** begin **
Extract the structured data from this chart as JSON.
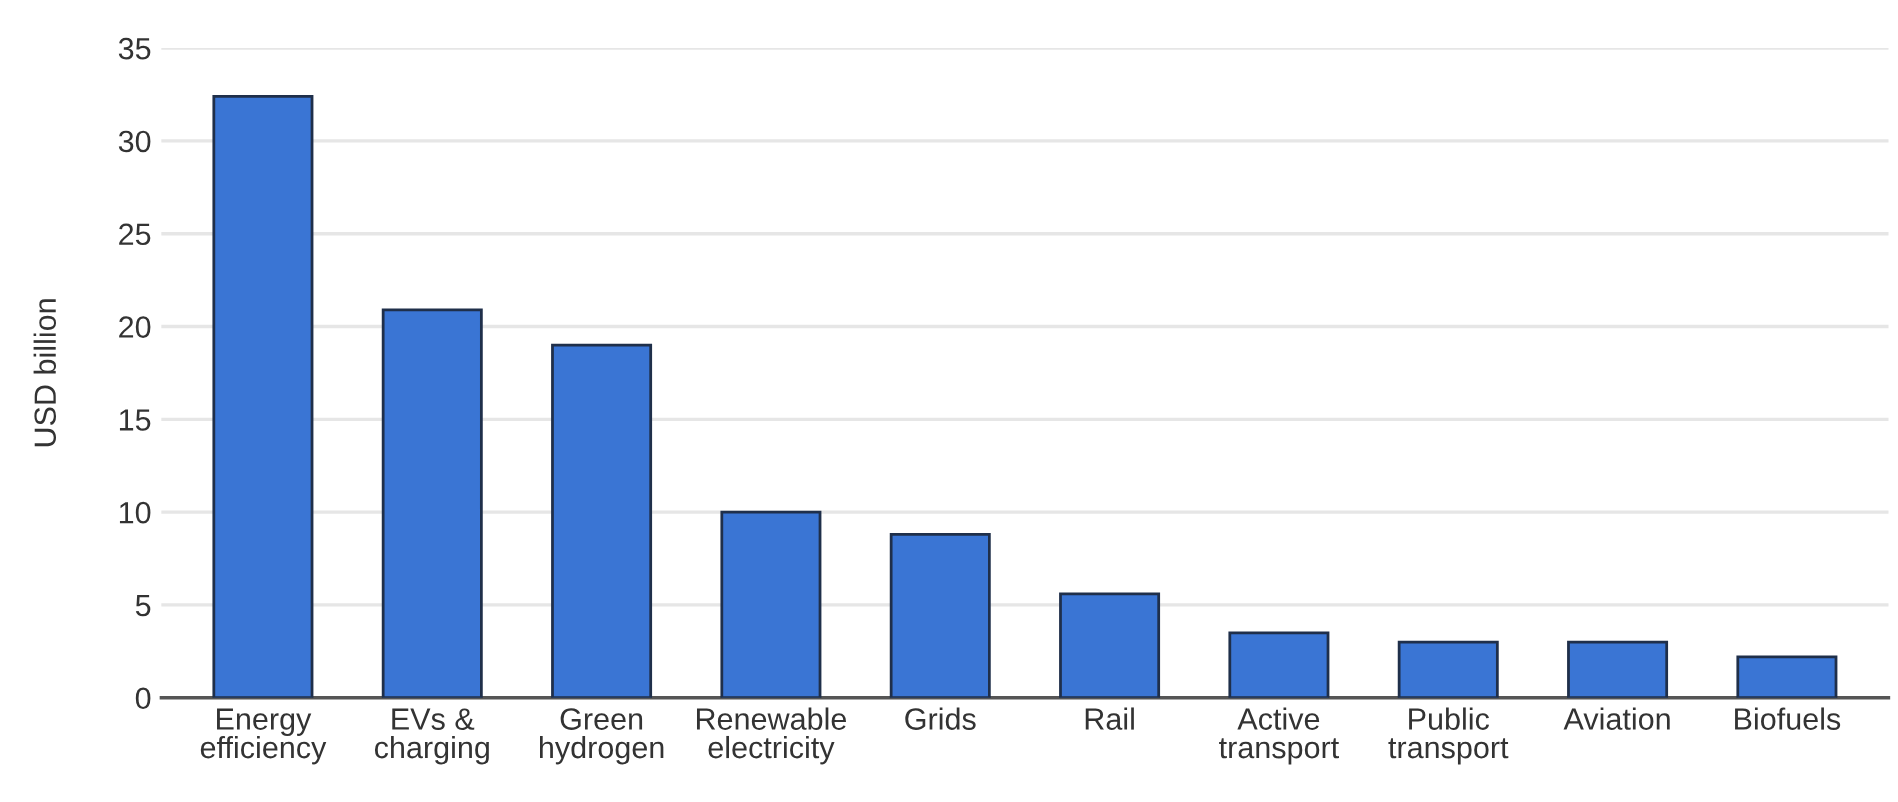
{
  "chart_data": {
    "type": "bar",
    "ylabel": "USD billion",
    "categories": [
      "Energy\nefficiency",
      "EVs &\ncharging",
      "Green\nhydrogen",
      "Renewable\nelectricity",
      "Grids",
      "Rail",
      "Active\ntransport",
      "Public\ntransport",
      "Aviation",
      "Biofuels"
    ],
    "values": [
      32.4,
      20.9,
      19.0,
      10.0,
      8.8,
      5.6,
      3.5,
      3.0,
      3.0,
      2.2
    ],
    "color": "#3a75d4",
    "ylim": [
      0,
      35
    ],
    "yticks": [
      0,
      5,
      10,
      15,
      20,
      25,
      30,
      35
    ],
    "grid": "y"
  }
}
** end **
:: Work required ::
Quote the records in their entirety, keeping the wording exact and excluding pictures.

:: Solution ::
Extract the structured data from this chart as JSON.
{
  "chart_data": {
    "type": "bar",
    "ylabel": "USD billion",
    "categories": [
      "Energy\nefficiency",
      "EVs &\ncharging",
      "Green\nhydrogen",
      "Renewable\nelectricity",
      "Grids",
      "Rail",
      "Active\ntransport",
      "Public\ntransport",
      "Aviation",
      "Biofuels"
    ],
    "values": [
      32.4,
      20.9,
      19.0,
      10.0,
      8.8,
      5.6,
      3.5,
      3.0,
      3.0,
      2.2
    ],
    "color": "#3a75d4",
    "ylim": [
      0,
      35
    ],
    "yticks": [
      0,
      5,
      10,
      15,
      20,
      25,
      30,
      35
    ],
    "grid": "y"
  }
}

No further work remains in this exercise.